Direction >> Scan the entries below for the word "изделия". Copy each line that has it.

Source records >>
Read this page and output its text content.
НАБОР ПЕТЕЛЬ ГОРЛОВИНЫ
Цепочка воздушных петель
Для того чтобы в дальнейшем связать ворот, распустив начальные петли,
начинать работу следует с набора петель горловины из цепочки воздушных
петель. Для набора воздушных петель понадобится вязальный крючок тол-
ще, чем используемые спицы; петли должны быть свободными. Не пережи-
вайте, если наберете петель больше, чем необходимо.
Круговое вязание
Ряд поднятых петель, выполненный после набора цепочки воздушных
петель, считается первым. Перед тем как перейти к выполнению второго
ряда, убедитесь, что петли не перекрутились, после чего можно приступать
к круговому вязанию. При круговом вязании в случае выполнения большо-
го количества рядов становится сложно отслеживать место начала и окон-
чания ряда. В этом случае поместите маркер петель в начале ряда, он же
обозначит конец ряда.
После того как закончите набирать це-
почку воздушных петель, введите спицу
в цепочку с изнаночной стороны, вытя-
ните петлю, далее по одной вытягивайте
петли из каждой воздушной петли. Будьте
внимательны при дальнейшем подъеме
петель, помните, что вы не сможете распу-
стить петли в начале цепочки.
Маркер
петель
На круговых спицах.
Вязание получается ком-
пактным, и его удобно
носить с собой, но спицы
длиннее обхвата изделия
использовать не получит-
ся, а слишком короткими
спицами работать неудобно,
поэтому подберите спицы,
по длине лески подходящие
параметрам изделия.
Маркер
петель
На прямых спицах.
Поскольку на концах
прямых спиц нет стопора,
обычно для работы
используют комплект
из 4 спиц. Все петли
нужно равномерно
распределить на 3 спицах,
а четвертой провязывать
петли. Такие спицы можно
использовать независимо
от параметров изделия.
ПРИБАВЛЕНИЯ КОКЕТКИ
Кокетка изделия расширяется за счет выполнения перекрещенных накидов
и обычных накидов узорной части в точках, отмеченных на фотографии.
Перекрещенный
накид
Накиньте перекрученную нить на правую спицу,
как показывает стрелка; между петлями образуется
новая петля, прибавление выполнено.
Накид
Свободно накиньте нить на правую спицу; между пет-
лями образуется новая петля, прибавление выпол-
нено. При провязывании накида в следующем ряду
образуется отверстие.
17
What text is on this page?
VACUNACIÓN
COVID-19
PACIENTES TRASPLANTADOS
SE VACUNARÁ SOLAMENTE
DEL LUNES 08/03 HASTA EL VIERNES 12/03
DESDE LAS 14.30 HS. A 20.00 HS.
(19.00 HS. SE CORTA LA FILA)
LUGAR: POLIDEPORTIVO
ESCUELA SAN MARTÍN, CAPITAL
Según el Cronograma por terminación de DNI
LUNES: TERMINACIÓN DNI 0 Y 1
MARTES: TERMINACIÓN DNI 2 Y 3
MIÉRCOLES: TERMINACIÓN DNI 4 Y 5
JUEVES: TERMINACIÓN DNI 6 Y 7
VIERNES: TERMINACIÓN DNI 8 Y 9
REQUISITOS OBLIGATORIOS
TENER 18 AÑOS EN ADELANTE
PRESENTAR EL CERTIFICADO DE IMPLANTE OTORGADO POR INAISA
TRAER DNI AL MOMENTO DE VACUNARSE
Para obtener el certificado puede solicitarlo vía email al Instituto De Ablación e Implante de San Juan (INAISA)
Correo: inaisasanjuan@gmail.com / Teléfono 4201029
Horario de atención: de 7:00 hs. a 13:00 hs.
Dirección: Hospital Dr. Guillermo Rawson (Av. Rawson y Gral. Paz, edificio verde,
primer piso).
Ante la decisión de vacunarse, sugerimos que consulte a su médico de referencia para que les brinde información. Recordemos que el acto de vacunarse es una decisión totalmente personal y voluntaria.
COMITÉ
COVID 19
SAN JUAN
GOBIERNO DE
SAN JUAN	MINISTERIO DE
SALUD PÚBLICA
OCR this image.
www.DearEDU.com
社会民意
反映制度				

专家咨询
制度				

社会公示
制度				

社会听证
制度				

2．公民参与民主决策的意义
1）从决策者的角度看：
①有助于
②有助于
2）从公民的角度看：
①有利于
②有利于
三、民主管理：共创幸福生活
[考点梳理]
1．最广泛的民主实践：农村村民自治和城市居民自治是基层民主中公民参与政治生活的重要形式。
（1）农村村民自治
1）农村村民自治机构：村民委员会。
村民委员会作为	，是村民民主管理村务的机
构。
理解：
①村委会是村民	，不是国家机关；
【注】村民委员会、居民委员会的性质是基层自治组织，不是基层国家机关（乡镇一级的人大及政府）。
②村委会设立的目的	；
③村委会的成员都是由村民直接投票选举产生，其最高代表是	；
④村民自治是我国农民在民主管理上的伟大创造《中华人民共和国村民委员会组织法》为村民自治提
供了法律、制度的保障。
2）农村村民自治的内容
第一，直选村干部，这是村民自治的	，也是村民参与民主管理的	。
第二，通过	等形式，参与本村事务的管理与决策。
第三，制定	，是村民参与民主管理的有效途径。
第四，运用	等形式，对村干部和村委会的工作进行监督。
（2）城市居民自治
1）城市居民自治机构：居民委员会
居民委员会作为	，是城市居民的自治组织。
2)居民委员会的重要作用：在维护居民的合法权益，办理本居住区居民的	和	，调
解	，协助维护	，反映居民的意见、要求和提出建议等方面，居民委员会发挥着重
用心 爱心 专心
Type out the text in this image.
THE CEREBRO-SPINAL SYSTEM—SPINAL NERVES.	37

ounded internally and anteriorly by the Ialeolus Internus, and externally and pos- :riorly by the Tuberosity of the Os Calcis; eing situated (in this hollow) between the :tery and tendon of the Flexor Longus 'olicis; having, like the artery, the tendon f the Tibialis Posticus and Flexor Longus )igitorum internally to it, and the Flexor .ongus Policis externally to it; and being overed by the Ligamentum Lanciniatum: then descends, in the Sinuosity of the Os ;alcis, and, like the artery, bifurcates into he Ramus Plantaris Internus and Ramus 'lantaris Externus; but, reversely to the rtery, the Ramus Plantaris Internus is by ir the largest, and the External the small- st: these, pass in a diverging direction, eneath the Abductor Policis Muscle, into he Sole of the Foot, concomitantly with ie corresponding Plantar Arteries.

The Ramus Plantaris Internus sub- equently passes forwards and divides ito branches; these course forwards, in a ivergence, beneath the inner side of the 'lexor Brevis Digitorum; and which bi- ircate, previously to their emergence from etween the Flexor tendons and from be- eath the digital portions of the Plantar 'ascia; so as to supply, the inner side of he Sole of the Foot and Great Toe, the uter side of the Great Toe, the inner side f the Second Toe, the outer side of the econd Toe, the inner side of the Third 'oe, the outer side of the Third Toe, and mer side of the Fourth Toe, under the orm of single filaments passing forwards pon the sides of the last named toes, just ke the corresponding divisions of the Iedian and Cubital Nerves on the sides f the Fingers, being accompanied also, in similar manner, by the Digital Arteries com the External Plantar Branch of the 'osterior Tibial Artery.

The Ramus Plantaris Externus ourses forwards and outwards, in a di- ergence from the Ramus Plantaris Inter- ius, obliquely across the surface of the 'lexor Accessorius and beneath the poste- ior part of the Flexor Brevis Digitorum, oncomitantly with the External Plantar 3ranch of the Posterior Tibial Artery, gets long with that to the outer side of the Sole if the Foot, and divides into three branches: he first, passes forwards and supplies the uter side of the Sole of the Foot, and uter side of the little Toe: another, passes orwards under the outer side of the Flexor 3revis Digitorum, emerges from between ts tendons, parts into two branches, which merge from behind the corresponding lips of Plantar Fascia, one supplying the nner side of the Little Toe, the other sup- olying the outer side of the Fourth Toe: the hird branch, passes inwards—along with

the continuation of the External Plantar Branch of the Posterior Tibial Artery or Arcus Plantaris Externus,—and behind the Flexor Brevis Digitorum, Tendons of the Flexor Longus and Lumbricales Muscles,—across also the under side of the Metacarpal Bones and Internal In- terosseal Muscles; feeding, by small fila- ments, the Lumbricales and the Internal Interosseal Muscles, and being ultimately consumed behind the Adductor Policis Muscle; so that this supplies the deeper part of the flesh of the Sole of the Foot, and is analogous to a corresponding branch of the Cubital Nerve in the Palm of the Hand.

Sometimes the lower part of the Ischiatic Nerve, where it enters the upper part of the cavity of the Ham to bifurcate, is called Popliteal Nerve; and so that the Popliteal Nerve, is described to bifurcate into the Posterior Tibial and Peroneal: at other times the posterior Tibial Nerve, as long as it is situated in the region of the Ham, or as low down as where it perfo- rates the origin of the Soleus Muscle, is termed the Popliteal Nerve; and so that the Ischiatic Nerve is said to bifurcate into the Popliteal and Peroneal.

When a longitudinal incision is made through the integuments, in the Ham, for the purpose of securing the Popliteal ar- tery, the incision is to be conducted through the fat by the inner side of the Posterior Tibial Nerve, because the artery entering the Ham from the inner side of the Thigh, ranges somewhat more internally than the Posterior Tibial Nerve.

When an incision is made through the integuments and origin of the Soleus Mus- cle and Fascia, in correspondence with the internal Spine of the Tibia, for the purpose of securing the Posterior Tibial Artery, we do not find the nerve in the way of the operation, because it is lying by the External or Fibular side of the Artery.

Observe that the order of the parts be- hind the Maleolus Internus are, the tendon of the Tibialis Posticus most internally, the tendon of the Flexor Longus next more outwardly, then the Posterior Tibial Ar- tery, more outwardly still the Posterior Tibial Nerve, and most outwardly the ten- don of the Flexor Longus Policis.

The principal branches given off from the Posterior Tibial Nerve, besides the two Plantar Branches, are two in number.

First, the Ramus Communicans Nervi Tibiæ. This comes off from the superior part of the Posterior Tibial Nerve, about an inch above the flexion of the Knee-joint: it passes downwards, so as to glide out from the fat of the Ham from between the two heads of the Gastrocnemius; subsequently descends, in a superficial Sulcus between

Full answer >>
длиннее обхвата изделия
параметрам изделия.
от параметров изделия.
Кокетка изделия расширяется за счет выполнения перекрещенных накидов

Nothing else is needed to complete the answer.